▸ TEXT
▬▬▬▬▬▬▬▬▬▬
I didn’t think I’d see equality in my lifetime.
Imagine that. Thinking you’d never be equal under the law.
And now we are. I have nothing political to say except that equality and justice are my goals, now and always.
But I do have something to say. Does this really surprise anyone? Maybe only me, that this is how I want to mark the day. The personal made political, once again.
When you came back into my life in 1987, I had just gone to my first Pride Parade. Maybe that opened the door to the gift of you.
Because there I was, coming out of the closet yet again as bi-sexual, terrified of the consequences of being out–I’d seen my mother’s closeted relationship destroyed by homophobia and had been gay bashed and sexually harassed. So I was self-hating and ashamed…and just ignorant, the way only someone who had never fully entered the gay community could be ignorant.
And there you were, so butch that standing next to you outed me. There you were, taking my hand gently in yours as we walked down the street in the 1980’s, so not afraid, so proud to love me. It cracked me wide open, and if that wasn’t enough, when I said, “I’m too scared to hold your hand right now.” You said, “Okay, just let me know when you’re ready.”
When I said, “I don’t know if I’m bi or lesbian,” you said, “Well, we know you’re not straight, and that’s good enough for me.”
The tide of gentleness coming in to hold my fear without judgment, without any demand or push that I be better, without complaint for how it must have made things harder for you…the funny thing is, it made me better. In the truest way. I am the queer daughter of a lesbian mother who hid what made her happy. I have a stepmother that not one of my siblings would admit parented us. You reached into that hurt place and told me I could be exactly who I was…and that let me look at you and see pride and what pride had to offer.
▬▬▬▬▬▬▬▬▬▬
▸ DATA RECORDS
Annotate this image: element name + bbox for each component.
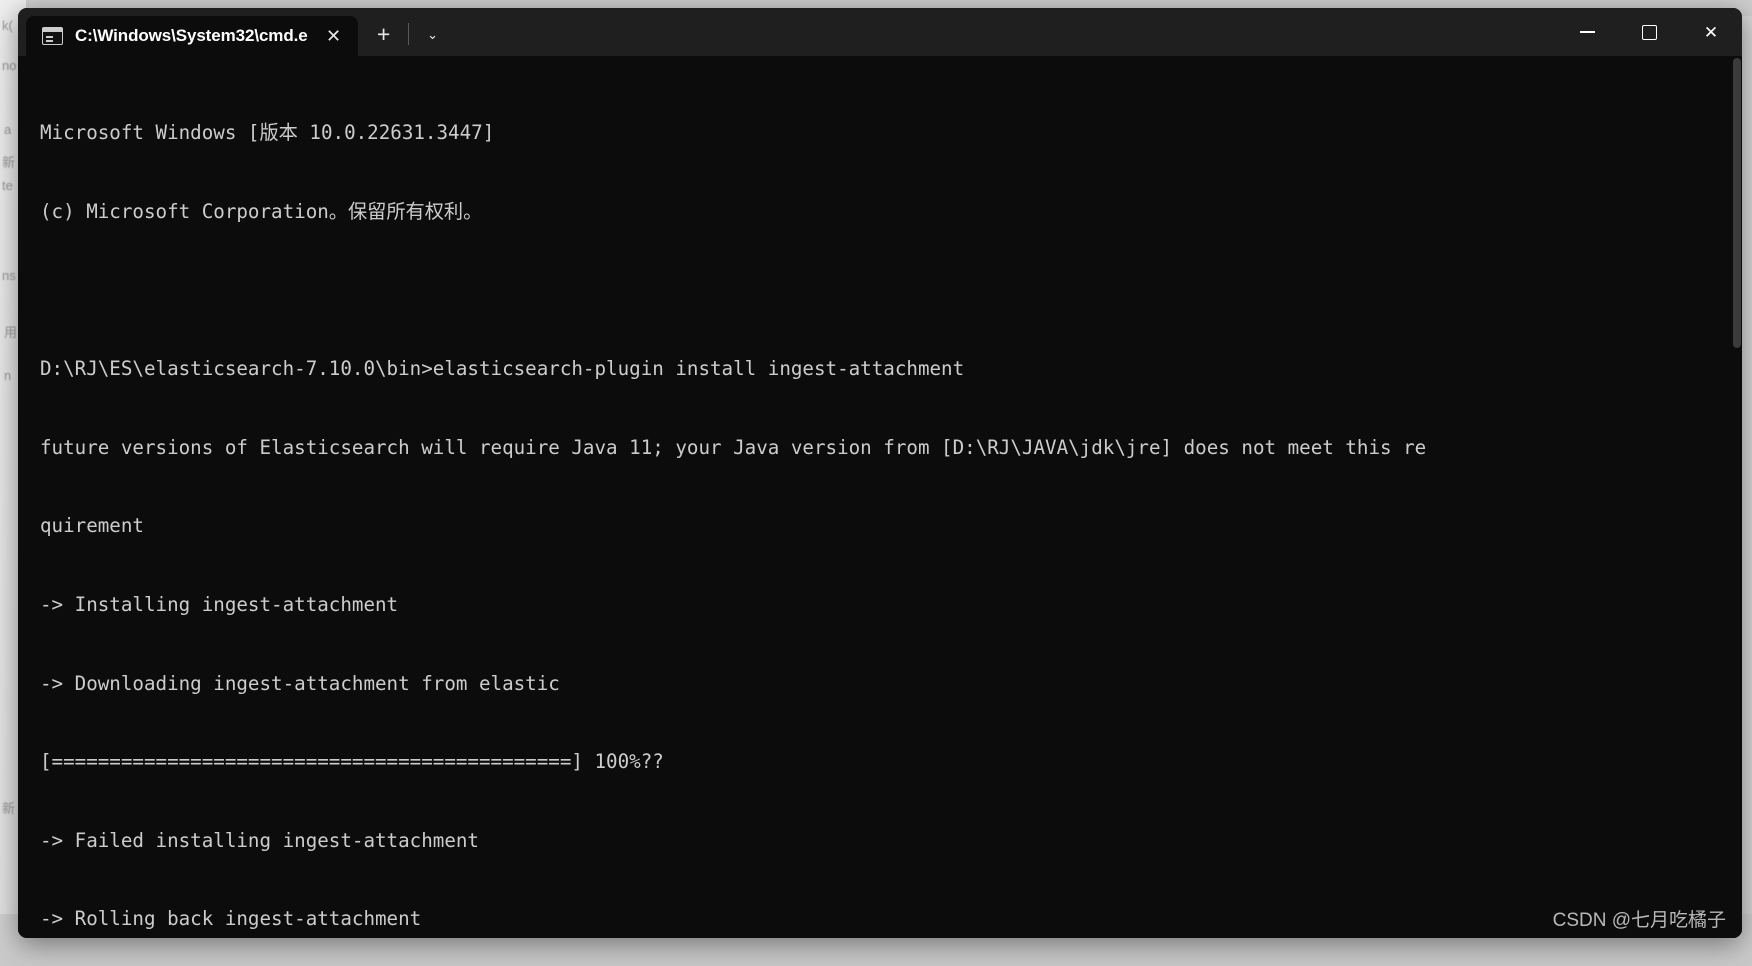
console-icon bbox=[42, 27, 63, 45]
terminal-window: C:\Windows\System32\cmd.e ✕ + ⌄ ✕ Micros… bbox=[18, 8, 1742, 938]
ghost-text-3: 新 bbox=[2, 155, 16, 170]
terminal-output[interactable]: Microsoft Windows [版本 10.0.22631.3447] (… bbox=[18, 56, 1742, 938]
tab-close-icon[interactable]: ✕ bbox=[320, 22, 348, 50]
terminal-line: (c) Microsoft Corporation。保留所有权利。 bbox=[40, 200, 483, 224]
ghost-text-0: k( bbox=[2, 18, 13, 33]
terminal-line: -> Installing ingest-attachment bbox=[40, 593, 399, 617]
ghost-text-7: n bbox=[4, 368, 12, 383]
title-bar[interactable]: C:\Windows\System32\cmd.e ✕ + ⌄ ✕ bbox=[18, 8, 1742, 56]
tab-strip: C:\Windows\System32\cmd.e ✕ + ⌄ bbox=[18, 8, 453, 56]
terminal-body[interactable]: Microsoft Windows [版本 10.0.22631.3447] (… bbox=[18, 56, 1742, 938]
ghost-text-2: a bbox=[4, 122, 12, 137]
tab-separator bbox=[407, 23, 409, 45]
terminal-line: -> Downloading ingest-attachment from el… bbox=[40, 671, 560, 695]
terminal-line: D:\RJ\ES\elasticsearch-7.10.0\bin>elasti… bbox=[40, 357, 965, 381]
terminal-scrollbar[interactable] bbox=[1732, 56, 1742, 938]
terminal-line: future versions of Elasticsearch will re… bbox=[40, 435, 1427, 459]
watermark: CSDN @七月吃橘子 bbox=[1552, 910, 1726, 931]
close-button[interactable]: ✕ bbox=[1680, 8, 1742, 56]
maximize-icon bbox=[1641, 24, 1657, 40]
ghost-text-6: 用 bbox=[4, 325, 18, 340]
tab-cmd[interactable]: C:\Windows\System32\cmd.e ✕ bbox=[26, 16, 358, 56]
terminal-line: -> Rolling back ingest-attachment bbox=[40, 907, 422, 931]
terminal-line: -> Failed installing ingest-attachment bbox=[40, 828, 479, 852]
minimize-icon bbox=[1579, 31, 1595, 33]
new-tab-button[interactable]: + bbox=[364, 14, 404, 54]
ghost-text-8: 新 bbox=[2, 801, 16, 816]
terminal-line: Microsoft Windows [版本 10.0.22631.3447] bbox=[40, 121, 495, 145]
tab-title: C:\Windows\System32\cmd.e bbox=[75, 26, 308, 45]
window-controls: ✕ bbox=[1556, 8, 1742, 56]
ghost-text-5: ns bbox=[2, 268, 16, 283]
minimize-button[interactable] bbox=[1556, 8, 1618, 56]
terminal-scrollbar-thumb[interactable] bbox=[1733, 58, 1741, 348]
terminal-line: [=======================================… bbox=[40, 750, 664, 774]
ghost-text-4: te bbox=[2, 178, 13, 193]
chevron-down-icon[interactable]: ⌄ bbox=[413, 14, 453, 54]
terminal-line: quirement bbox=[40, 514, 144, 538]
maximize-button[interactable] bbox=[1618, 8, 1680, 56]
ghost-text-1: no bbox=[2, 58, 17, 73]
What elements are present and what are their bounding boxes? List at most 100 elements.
▬▬▬▬▬▬▬▬▬▬
▸ WHAT IS ASKED
Rewrite the passage of the equality essay that begins with "Imagine that. Thinking" and ends with "gift of you.", swapping "Pride Parade" for "Pride March".

▸ EXPECTED ANSWER
Imagine that. Thinking you’d never be equal under the law.
And now we are. I have nothing political to say except that equality and justice are my goals, now and always.
But I do have something to say. Does this really surprise anyone? Maybe only me, that this is how I want to mark the day. The personal made political, once again.
When you came back into my life in 1987, I had just gone to my first Pride March. Maybe that opened the door to the gift of you.